### Dataset entries

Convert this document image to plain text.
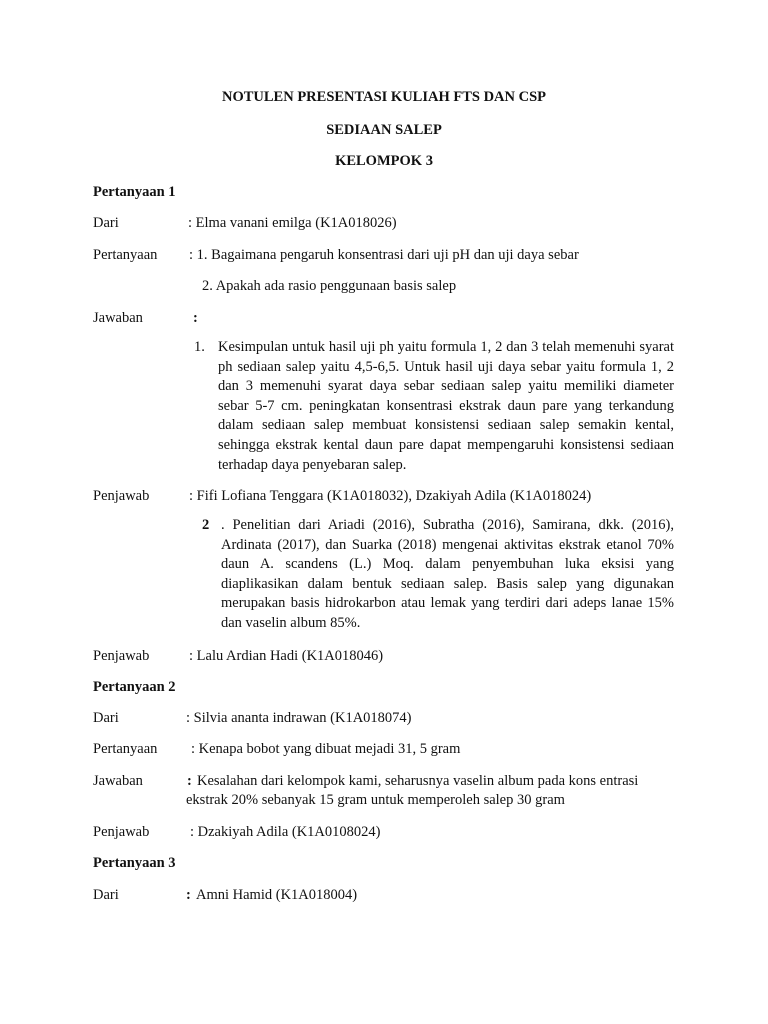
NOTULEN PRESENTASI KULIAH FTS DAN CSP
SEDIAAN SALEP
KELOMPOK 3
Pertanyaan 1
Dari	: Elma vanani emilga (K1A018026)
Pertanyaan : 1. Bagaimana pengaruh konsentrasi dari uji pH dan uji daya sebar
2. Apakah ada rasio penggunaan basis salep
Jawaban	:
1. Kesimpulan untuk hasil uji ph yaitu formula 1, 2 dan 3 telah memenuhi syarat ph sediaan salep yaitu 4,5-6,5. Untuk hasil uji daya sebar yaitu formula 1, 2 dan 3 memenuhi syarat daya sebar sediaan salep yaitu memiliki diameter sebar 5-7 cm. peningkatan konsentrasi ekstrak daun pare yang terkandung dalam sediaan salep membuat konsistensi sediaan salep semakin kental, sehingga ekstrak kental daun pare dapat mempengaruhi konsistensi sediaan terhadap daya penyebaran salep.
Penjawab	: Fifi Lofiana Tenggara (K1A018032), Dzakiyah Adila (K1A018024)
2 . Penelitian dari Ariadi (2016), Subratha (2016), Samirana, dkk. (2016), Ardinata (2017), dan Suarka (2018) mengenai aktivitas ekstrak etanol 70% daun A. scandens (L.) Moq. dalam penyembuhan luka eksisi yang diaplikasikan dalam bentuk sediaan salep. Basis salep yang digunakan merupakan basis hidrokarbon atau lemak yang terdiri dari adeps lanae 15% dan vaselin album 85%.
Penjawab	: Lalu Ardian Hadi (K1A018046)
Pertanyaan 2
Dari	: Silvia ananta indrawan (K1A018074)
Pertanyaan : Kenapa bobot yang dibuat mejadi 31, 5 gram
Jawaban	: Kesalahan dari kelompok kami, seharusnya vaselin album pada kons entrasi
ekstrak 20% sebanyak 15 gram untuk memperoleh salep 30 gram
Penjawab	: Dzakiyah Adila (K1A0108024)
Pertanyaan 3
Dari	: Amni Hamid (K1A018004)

--

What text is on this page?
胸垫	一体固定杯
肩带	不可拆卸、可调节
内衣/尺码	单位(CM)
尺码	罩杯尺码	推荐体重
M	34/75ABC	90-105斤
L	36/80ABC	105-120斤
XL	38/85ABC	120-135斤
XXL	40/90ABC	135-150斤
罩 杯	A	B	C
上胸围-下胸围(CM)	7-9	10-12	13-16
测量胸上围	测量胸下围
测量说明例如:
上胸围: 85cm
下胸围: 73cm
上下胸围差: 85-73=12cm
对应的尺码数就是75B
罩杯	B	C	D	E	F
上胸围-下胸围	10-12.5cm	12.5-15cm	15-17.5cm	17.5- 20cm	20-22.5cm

### What is expected
Every line above that contains the word "Dzakiyah" should be reported.

### Task result
Penjawab	: Fifi Lofiana Tenggara (K1A018032), Dzakiyah Adila (K1A018024)
Penjawab	: Dzakiyah Adila (K1A0108024)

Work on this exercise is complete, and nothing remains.